**Aim of the exercise**
Show only lines that include "content".

**Supplied data**
-- -- --

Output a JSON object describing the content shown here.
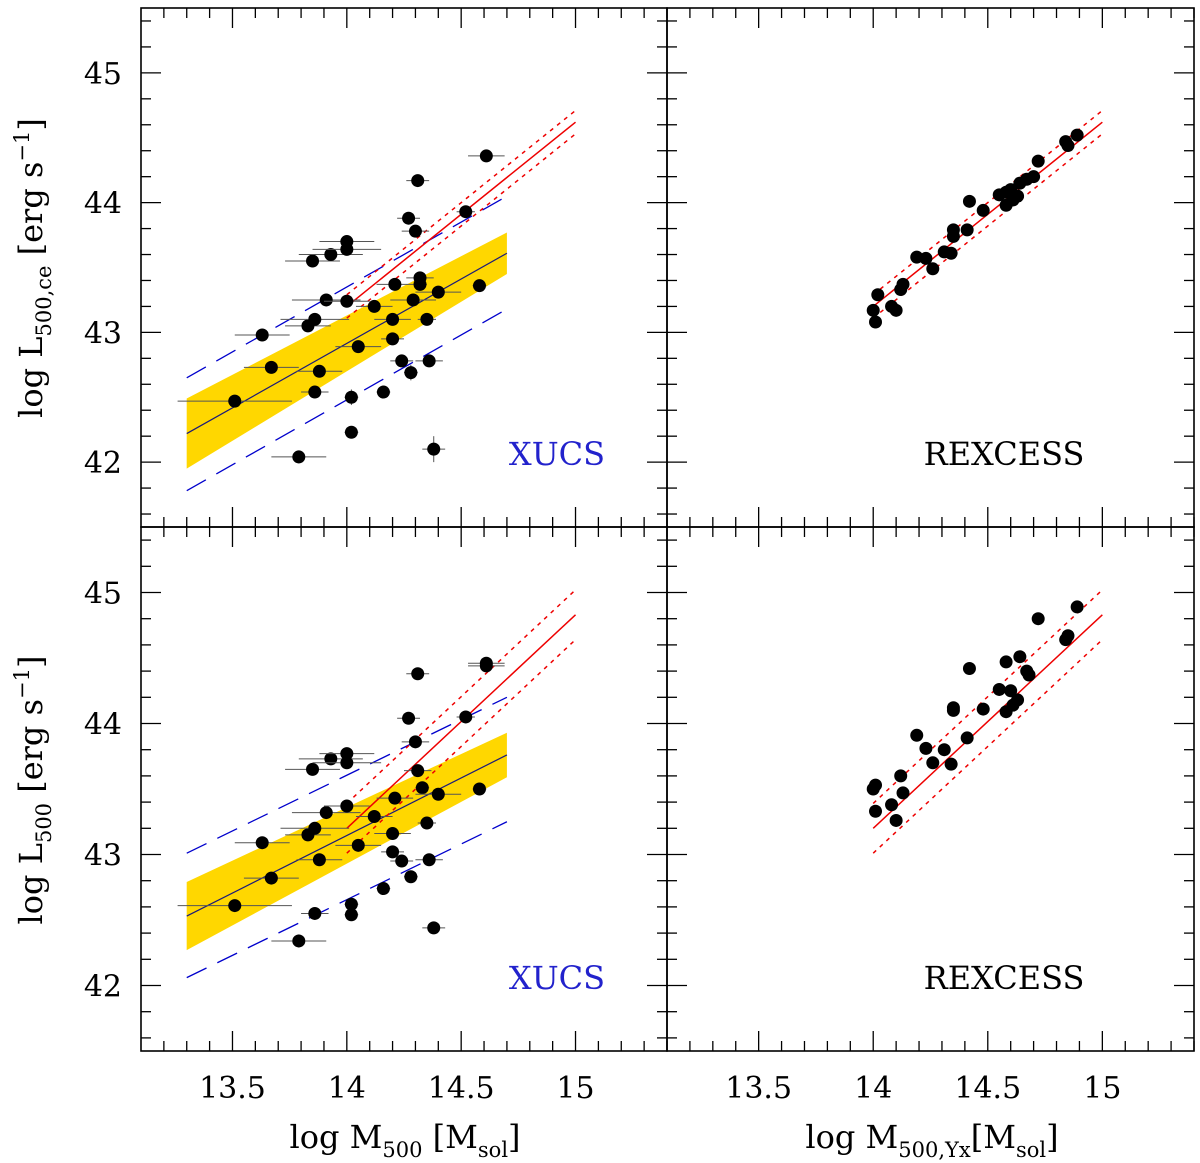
{
  "colors": {
    "band": "#FFD700",
    "fit_line": "#1a1a7a",
    "dashed": "#0000CC",
    "red": "#EE0000",
    "points": "#000000",
    "errbar": "#555555",
    "xucs_label": "#2222CC",
    "rexcess_label": "#000000"
  },
  "axes": {
    "x_ticks": [
      "13.5",
      "14",
      "14.5",
      "15"
    ],
    "y_ticks": [
      "42",
      "43",
      "44",
      "45"
    ],
    "xlabel_left": {
      "pre": "log  M",
      "sub": "500",
      "mid": " [M",
      "sub2": "sol",
      "post": "]"
    },
    "xlabel_right": {
      "pre": "log  M",
      "sub": "500,Yx",
      "mid": "[M",
      "sub2": "sol",
      "post": "]"
    },
    "ylabel_top": {
      "pre": "log  L",
      "sub": "500,ce",
      "post": " [erg  s",
      "sup": "−1",
      "end": "]"
    },
    "ylabel_bottom": {
      "pre": "log  L",
      "sub": "500",
      "post": " [erg  s",
      "sup": "−1",
      "end": "]"
    }
  },
  "chart_data": [
    {
      "type": "scatter",
      "panel": "top-left",
      "label": "XUCS",
      "xlim": [
        13.1,
        15.4
      ],
      "ylim": [
        41.5,
        45.5
      ],
      "band": {
        "x": [
          13.3,
          14.7
        ],
        "center": [
          42.22,
          43.61
        ],
        "halfwidth_low": 0.27,
        "halfwidth_high": 0.16
      },
      "fit_line": {
        "x": [
          13.3,
          14.7
        ],
        "y": [
          42.22,
          43.61
        ]
      },
      "dashed_upper": {
        "x": [
          13.3,
          14.7
        ],
        "y": [
          42.65,
          44.05
        ]
      },
      "dashed_lower": {
        "x": [
          13.3,
          14.7
        ],
        "y": [
          41.78,
          43.18
        ]
      },
      "red_line": {
        "x": [
          14.0,
          15.0
        ],
        "y": [
          43.2,
          44.62
        ]
      },
      "red_dotted_upper": {
        "x": [
          14.0,
          15.0
        ],
        "y": [
          43.29,
          44.71
        ]
      },
      "red_dotted_lower": {
        "x": [
          14.0,
          15.0
        ],
        "y": [
          43.11,
          44.53
        ]
      },
      "points": [
        {
          "x": 13.51,
          "y": 42.47,
          "xerr": 0.25,
          "yerr": 0.0
        },
        {
          "x": 13.63,
          "y": 42.98,
          "xerr": 0.12,
          "yerr": 0.0
        },
        {
          "x": 13.67,
          "y": 42.73,
          "xerr": 0.12,
          "yerr": 0.0
        },
        {
          "x": 13.79,
          "y": 42.04,
          "xerr": 0.12,
          "yerr": 0.05
        },
        {
          "x": 13.83,
          "y": 43.05,
          "xerr": 0.1,
          "yerr": 0.0
        },
        {
          "x": 13.85,
          "y": 43.55,
          "xerr": 0.12,
          "yerr": 0.0
        },
        {
          "x": 13.86,
          "y": 43.1,
          "xerr": 0.15,
          "yerr": 0.0
        },
        {
          "x": 13.86,
          "y": 42.54,
          "xerr": 0.06,
          "yerr": 0.0
        },
        {
          "x": 13.88,
          "y": 42.7,
          "xerr": 0.1,
          "yerr": 0.0
        },
        {
          "x": 13.91,
          "y": 43.25,
          "xerr": 0.15,
          "yerr": 0.0
        },
        {
          "x": 13.93,
          "y": 43.6,
          "xerr": 0.14,
          "yerr": 0.0
        },
        {
          "x": 14.0,
          "y": 43.7,
          "xerr": 0.12,
          "yerr": 0.0
        },
        {
          "x": 14.0,
          "y": 43.64,
          "xerr": 0.15,
          "yerr": 0.0
        },
        {
          "x": 14.0,
          "y": 43.24,
          "xerr": 0.1,
          "yerr": 0.0
        },
        {
          "x": 14.02,
          "y": 42.5,
          "xerr": 0.03,
          "yerr": 0.06
        },
        {
          "x": 14.02,
          "y": 42.23,
          "xerr": 0.03,
          "yerr": 0.0
        },
        {
          "x": 14.05,
          "y": 42.89,
          "xerr": 0.1,
          "yerr": 0.0
        },
        {
          "x": 14.12,
          "y": 43.2,
          "xerr": 0.08,
          "yerr": 0.0
        },
        {
          "x": 14.16,
          "y": 42.54,
          "xerr": 0.03,
          "yerr": 0.0
        },
        {
          "x": 14.2,
          "y": 43.1,
          "xerr": 0.08,
          "yerr": 0.0
        },
        {
          "x": 14.2,
          "y": 42.95,
          "xerr": 0.05,
          "yerr": 0.0
        },
        {
          "x": 14.21,
          "y": 43.37,
          "xerr": 0.08,
          "yerr": 0.0
        },
        {
          "x": 14.24,
          "y": 42.78,
          "xerr": 0.05,
          "yerr": 0.0
        },
        {
          "x": 14.27,
          "y": 43.88,
          "xerr": 0.05,
          "yerr": 0.0
        },
        {
          "x": 14.28,
          "y": 42.69,
          "xerr": 0.03,
          "yerr": 0.06
        },
        {
          "x": 14.29,
          "y": 43.25,
          "xerr": 0.1,
          "yerr": 0.0
        },
        {
          "x": 14.3,
          "y": 43.78,
          "xerr": 0.06,
          "yerr": 0.0
        },
        {
          "x": 14.31,
          "y": 44.17,
          "xerr": 0.05,
          "yerr": 0.0
        },
        {
          "x": 14.32,
          "y": 43.42,
          "xerr": 0.06,
          "yerr": 0.0
        },
        {
          "x": 14.32,
          "y": 43.37,
          "xerr": 0.03,
          "yerr": 0.0
        },
        {
          "x": 14.35,
          "y": 43.1,
          "xerr": 0.04,
          "yerr": 0.0
        },
        {
          "x": 14.36,
          "y": 42.78,
          "xerr": 0.06,
          "yerr": 0.0
        },
        {
          "x": 14.38,
          "y": 42.1,
          "xerr": 0.05,
          "yerr": 0.1
        },
        {
          "x": 14.4,
          "y": 43.31,
          "xerr": 0.1,
          "yerr": 0.0
        },
        {
          "x": 14.52,
          "y": 43.93,
          "xerr": 0.04,
          "yerr": 0.0
        },
        {
          "x": 14.58,
          "y": 43.36,
          "xerr": 0.03,
          "yerr": 0.0
        },
        {
          "x": 14.61,
          "y": 44.36,
          "xerr": 0.08,
          "yerr": 0.0
        }
      ]
    },
    {
      "type": "scatter",
      "panel": "top-right",
      "label": "REXCESS",
      "xlim": [
        13.1,
        15.4
      ],
      "ylim": [
        41.5,
        45.5
      ],
      "red_line": {
        "x": [
          14.0,
          15.0
        ],
        "y": [
          43.2,
          44.62
        ]
      },
      "red_dotted_upper": {
        "x": [
          14.0,
          15.0
        ],
        "y": [
          43.29,
          44.71
        ]
      },
      "red_dotted_lower": {
        "x": [
          14.0,
          15.0
        ],
        "y": [
          43.11,
          44.53
        ]
      },
      "points": [
        {
          "x": 14.0,
          "y": 43.17
        },
        {
          "x": 14.01,
          "y": 43.08
        },
        {
          "x": 14.02,
          "y": 43.29
        },
        {
          "x": 14.08,
          "y": 43.2
        },
        {
          "x": 14.1,
          "y": 43.17
        },
        {
          "x": 14.12,
          "y": 43.33
        },
        {
          "x": 14.13,
          "y": 43.37
        },
        {
          "x": 14.19,
          "y": 43.58
        },
        {
          "x": 14.23,
          "y": 43.57
        },
        {
          "x": 14.26,
          "y": 43.49
        },
        {
          "x": 14.31,
          "y": 43.62
        },
        {
          "x": 14.34,
          "y": 43.61
        },
        {
          "x": 14.35,
          "y": 43.74
        },
        {
          "x": 14.35,
          "y": 43.79
        },
        {
          "x": 14.41,
          "y": 43.79
        },
        {
          "x": 14.42,
          "y": 44.01
        },
        {
          "x": 14.48,
          "y": 43.94
        },
        {
          "x": 14.55,
          "y": 44.06
        },
        {
          "x": 14.58,
          "y": 44.08
        },
        {
          "x": 14.58,
          "y": 43.98
        },
        {
          "x": 14.6,
          "y": 44.1
        },
        {
          "x": 14.61,
          "y": 44.02
        },
        {
          "x": 14.63,
          "y": 44.05
        },
        {
          "x": 14.64,
          "y": 44.15
        },
        {
          "x": 14.67,
          "y": 44.18
        },
        {
          "x": 14.7,
          "y": 44.2
        },
        {
          "x": 14.72,
          "y": 44.32
        },
        {
          "x": 14.84,
          "y": 44.47
        },
        {
          "x": 14.85,
          "y": 44.44
        },
        {
          "x": 14.89,
          "y": 44.52
        }
      ]
    },
    {
      "type": "scatter",
      "panel": "bottom-left",
      "label": "XUCS",
      "xlim": [
        13.1,
        15.4
      ],
      "ylim": [
        41.5,
        45.5
      ],
      "band": {
        "x": [
          13.3,
          14.7
        ],
        "center": [
          42.53,
          43.76
        ],
        "halfwidth_low": 0.26,
        "halfwidth_high": 0.17
      },
      "fit_line": {
        "x": [
          13.3,
          14.7
        ],
        "y": [
          42.53,
          43.76
        ]
      },
      "dashed_upper": {
        "x": [
          13.3,
          14.7
        ],
        "y": [
          43.01,
          44.2
        ]
      },
      "dashed_lower": {
        "x": [
          13.3,
          14.7
        ],
        "y": [
          42.06,
          43.25
        ]
      },
      "red_line": {
        "x": [
          14.0,
          15.0
        ],
        "y": [
          43.2,
          44.83
        ]
      },
      "red_dotted_upper": {
        "x": [
          14.0,
          15.0
        ],
        "y": [
          43.39,
          45.02
        ]
      },
      "red_dotted_lower": {
        "x": [
          14.0,
          15.0
        ],
        "y": [
          43.01,
          44.64
        ]
      },
      "points": [
        {
          "x": 13.51,
          "y": 42.61,
          "xerr": 0.25,
          "yerr": 0.0
        },
        {
          "x": 13.63,
          "y": 43.09,
          "xerr": 0.12,
          "yerr": 0.0
        },
        {
          "x": 13.67,
          "y": 42.82,
          "xerr": 0.12,
          "yerr": 0.0
        },
        {
          "x": 13.79,
          "y": 42.34,
          "xerr": 0.12,
          "yerr": 0.05
        },
        {
          "x": 13.83,
          "y": 43.15,
          "xerr": 0.1,
          "yerr": 0.0
        },
        {
          "x": 13.85,
          "y": 43.65,
          "xerr": 0.12,
          "yerr": 0.0
        },
        {
          "x": 13.86,
          "y": 43.2,
          "xerr": 0.15,
          "yerr": 0.0
        },
        {
          "x": 13.86,
          "y": 42.55,
          "xerr": 0.06,
          "yerr": 0.0
        },
        {
          "x": 13.88,
          "y": 42.96,
          "xerr": 0.1,
          "yerr": 0.0
        },
        {
          "x": 13.91,
          "y": 43.32,
          "xerr": 0.15,
          "yerr": 0.0
        },
        {
          "x": 13.93,
          "y": 43.73,
          "xerr": 0.14,
          "yerr": 0.0
        },
        {
          "x": 14.0,
          "y": 43.77,
          "xerr": 0.12,
          "yerr": 0.0
        },
        {
          "x": 14.0,
          "y": 43.7,
          "xerr": 0.15,
          "yerr": 0.0
        },
        {
          "x": 14.0,
          "y": 43.37,
          "xerr": 0.1,
          "yerr": 0.0
        },
        {
          "x": 14.02,
          "y": 42.62,
          "xerr": 0.03,
          "yerr": 0.0
        },
        {
          "x": 14.02,
          "y": 42.54,
          "xerr": 0.03,
          "yerr": 0.0
        },
        {
          "x": 14.05,
          "y": 43.07,
          "xerr": 0.1,
          "yerr": 0.0
        },
        {
          "x": 14.12,
          "y": 43.29,
          "xerr": 0.08,
          "yerr": 0.0
        },
        {
          "x": 14.16,
          "y": 42.74,
          "xerr": 0.03,
          "yerr": 0.0
        },
        {
          "x": 14.2,
          "y": 43.16,
          "xerr": 0.08,
          "yerr": 0.0
        },
        {
          "x": 14.2,
          "y": 43.02,
          "xerr": 0.05,
          "yerr": 0.0
        },
        {
          "x": 14.21,
          "y": 43.43,
          "xerr": 0.08,
          "yerr": 0.0
        },
        {
          "x": 14.24,
          "y": 42.95,
          "xerr": 0.05,
          "yerr": 0.0
        },
        {
          "x": 14.27,
          "y": 44.04,
          "xerr": 0.05,
          "yerr": 0.0
        },
        {
          "x": 14.28,
          "y": 42.83,
          "xerr": 0.03,
          "yerr": 0.0
        },
        {
          "x": 14.3,
          "y": 43.86,
          "xerr": 0.06,
          "yerr": 0.0
        },
        {
          "x": 14.31,
          "y": 44.38,
          "xerr": 0.05,
          "yerr": 0.0
        },
        {
          "x": 14.31,
          "y": 43.64,
          "xerr": 0.06,
          "yerr": 0.0
        },
        {
          "x": 14.33,
          "y": 43.51,
          "xerr": 0.03,
          "yerr": 0.0
        },
        {
          "x": 14.35,
          "y": 43.24,
          "xerr": 0.04,
          "yerr": 0.0
        },
        {
          "x": 14.36,
          "y": 42.96,
          "xerr": 0.06,
          "yerr": 0.0
        },
        {
          "x": 14.38,
          "y": 42.44,
          "xerr": 0.05,
          "yerr": 0.0
        },
        {
          "x": 14.4,
          "y": 43.46,
          "xerr": 0.1,
          "yerr": 0.0
        },
        {
          "x": 14.52,
          "y": 44.05,
          "xerr": 0.04,
          "yerr": 0.0
        },
        {
          "x": 14.58,
          "y": 43.5,
          "xerr": 0.03,
          "yerr": 0.0
        },
        {
          "x": 14.61,
          "y": 44.46,
          "xerr": 0.08,
          "yerr": 0.0
        },
        {
          "x": 14.61,
          "y": 44.44,
          "xerr": 0.08,
          "yerr": 0.0
        }
      ]
    },
    {
      "type": "scatter",
      "panel": "bottom-right",
      "label": "REXCESS",
      "xlim": [
        13.1,
        15.4
      ],
      "ylim": [
        41.5,
        45.5
      ],
      "red_line": {
        "x": [
          14.0,
          15.0
        ],
        "y": [
          43.2,
          44.83
        ]
      },
      "red_dotted_upper": {
        "x": [
          14.0,
          15.0
        ],
        "y": [
          43.39,
          45.02
        ]
      },
      "red_dotted_lower": {
        "x": [
          14.0,
          15.0
        ],
        "y": [
          43.01,
          44.64
        ]
      },
      "points": [
        {
          "x": 14.0,
          "y": 43.5
        },
        {
          "x": 14.01,
          "y": 43.53
        },
        {
          "x": 14.01,
          "y": 43.33
        },
        {
          "x": 14.08,
          "y": 43.38
        },
        {
          "x": 14.1,
          "y": 43.26
        },
        {
          "x": 14.12,
          "y": 43.6
        },
        {
          "x": 14.13,
          "y": 43.47
        },
        {
          "x": 14.19,
          "y": 43.91
        },
        {
          "x": 14.23,
          "y": 43.81
        },
        {
          "x": 14.26,
          "y": 43.7
        },
        {
          "x": 14.31,
          "y": 43.8
        },
        {
          "x": 14.34,
          "y": 43.69
        },
        {
          "x": 14.35,
          "y": 44.1
        },
        {
          "x": 14.35,
          "y": 44.12
        },
        {
          "x": 14.41,
          "y": 43.89
        },
        {
          "x": 14.42,
          "y": 44.42
        },
        {
          "x": 14.48,
          "y": 44.11
        },
        {
          "x": 14.55,
          "y": 44.26
        },
        {
          "x": 14.58,
          "y": 44.47
        },
        {
          "x": 14.58,
          "y": 44.09
        },
        {
          "x": 14.6,
          "y": 44.25
        },
        {
          "x": 14.61,
          "y": 44.14
        },
        {
          "x": 14.63,
          "y": 44.18
        },
        {
          "x": 14.64,
          "y": 44.51
        },
        {
          "x": 14.67,
          "y": 44.4
        },
        {
          "x": 14.68,
          "y": 44.37
        },
        {
          "x": 14.72,
          "y": 44.8
        },
        {
          "x": 14.84,
          "y": 44.64
        },
        {
          "x": 14.85,
          "y": 44.67
        },
        {
          "x": 14.89,
          "y": 44.89
        }
      ]
    }
  ]
}
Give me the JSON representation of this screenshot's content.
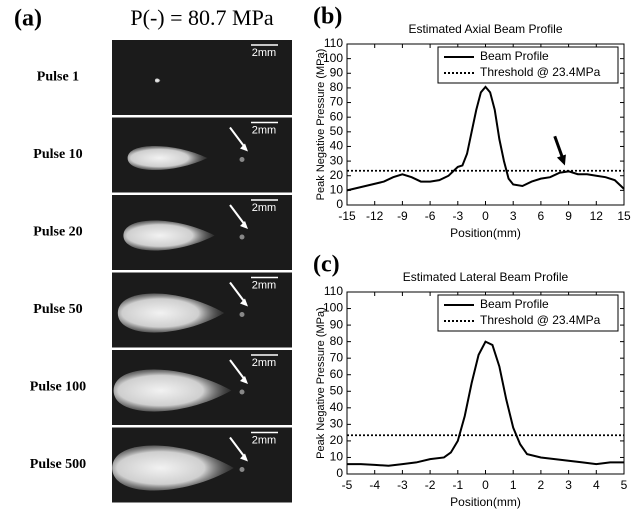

-- -- --

**The solution**
Output a JSON object describing the content shown here.
Give me the JSON representation of this screenshot's content.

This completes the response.